━━━ EXTRACTED ENTRIES ━━━
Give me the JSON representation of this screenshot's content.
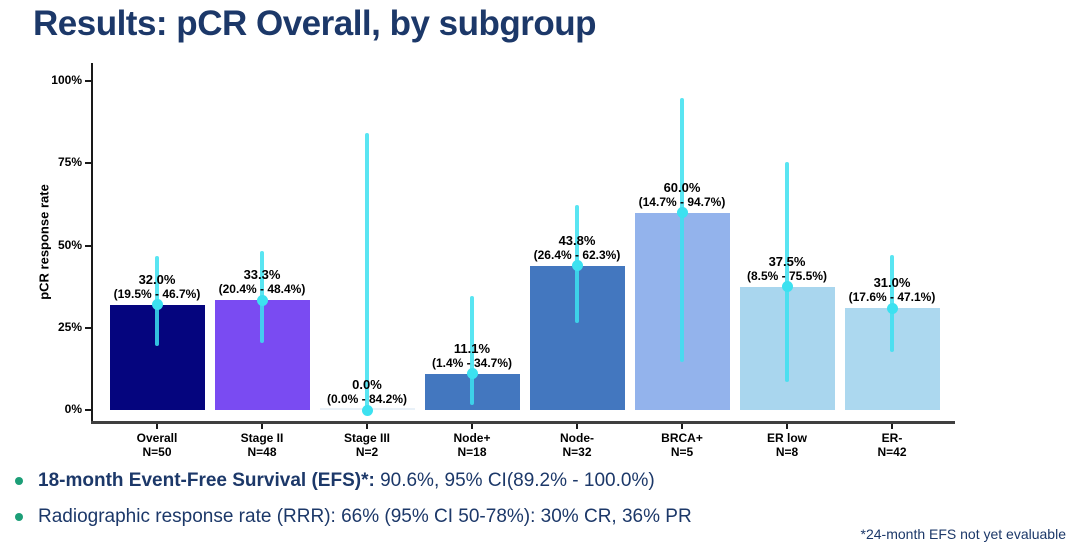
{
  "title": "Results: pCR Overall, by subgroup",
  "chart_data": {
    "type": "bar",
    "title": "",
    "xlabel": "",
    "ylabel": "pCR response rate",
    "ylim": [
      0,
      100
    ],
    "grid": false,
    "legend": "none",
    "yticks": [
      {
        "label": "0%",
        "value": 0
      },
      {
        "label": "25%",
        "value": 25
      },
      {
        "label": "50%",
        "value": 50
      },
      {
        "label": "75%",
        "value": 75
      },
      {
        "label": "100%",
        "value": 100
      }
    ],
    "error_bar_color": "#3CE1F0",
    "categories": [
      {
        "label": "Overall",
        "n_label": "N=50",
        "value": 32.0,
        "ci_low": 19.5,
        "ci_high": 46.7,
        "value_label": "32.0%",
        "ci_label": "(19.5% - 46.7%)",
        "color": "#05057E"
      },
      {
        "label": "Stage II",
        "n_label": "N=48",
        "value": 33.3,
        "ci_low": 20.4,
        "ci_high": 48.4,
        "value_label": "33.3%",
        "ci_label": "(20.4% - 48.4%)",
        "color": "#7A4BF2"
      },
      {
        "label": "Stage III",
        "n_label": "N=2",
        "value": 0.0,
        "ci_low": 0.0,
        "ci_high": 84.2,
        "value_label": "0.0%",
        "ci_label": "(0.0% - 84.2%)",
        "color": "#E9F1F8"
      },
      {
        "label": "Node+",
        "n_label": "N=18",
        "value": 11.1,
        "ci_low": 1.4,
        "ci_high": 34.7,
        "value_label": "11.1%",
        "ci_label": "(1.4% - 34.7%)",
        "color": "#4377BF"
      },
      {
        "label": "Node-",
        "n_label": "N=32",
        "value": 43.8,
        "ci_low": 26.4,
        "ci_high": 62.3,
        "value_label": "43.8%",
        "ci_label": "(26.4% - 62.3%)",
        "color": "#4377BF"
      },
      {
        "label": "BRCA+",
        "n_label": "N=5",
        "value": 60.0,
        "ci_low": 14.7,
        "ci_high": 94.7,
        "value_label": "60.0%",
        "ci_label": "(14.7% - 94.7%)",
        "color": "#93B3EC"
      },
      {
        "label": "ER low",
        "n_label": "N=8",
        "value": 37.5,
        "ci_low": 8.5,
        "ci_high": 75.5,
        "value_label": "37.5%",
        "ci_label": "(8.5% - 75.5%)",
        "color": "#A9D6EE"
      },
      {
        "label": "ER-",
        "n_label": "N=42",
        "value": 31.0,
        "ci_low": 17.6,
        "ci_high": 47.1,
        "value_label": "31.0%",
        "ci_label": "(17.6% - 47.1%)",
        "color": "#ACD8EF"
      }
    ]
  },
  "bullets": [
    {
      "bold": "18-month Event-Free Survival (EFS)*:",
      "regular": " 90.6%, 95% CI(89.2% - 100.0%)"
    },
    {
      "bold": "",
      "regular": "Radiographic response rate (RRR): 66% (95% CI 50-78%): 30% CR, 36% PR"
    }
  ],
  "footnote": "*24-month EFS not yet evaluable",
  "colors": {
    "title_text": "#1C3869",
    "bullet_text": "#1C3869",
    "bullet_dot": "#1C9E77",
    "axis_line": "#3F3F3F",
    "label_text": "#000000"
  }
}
━━━
§ OBJECTIVE
Find how many lines hold the string "month", and state that number alone.

§ OUTPUT FOR THIS TASK
2